= Permintaan =
Sebutkan jumlah medali emas yang diraih tim sepak takraw Wonosobo beserta nomor-nomornya menurut teks kutipan di bawah.

= Teks kutipan =
- - - - -

Team Takraw Wonosobo |
WONOSOBOZONE - Tim Sepak Takraw Wonosobo sukses menjadi juara umum dalam gelaran Pekan Olahraga Wilayah (Porwil) Kedu Pekalongan Banyumas (Dulongmas) Ke-3 Tahun 2015 yang digelar di Magelang, 20 – 23 Agustus.
Menurut Ketua Umum Persatuan Sepak Takraw Kabupaten Wonosobo, Gatot Hermawan, di RM H.Slamet, Senin 24 Agustus, tim sepak takraw Wonosobo sukses menjadi juara umum dengan raihan 2 medali emas, 1 medali perak dan 2 medali perunggu. Emas sukses diraih di nomor tim putra dan beregu putra, sedang perak diraih nomor beregu putri dan perunggu diraih masing-masing di nomor double event putra dan putri.

- - - - -

= Data tersimpan =
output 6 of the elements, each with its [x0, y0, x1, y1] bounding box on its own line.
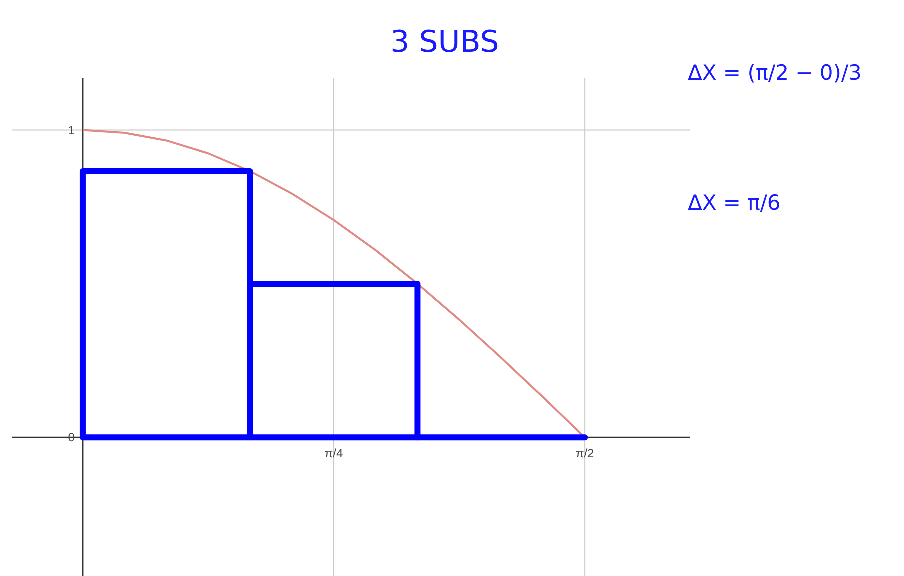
annotation: ΔX = π/6 [688, 191, 781, 215]
y-tick-label: 1 [68, 123, 76, 138]
chart-title: 3 SUBS [390, 25, 500, 60]
annotation: ΔX = (π/2 − 0)/3 [688, 61, 862, 85]
x-tick-label: π/2 [576, 446, 595, 461]
x-tick-label: π/4 [324, 446, 344, 461]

- - - - -

= Jawaban lengkap =
Tim sepak takraw Wonosobo meraih 2 medali emas, yaitu di nomor tim putra dan beregu putra.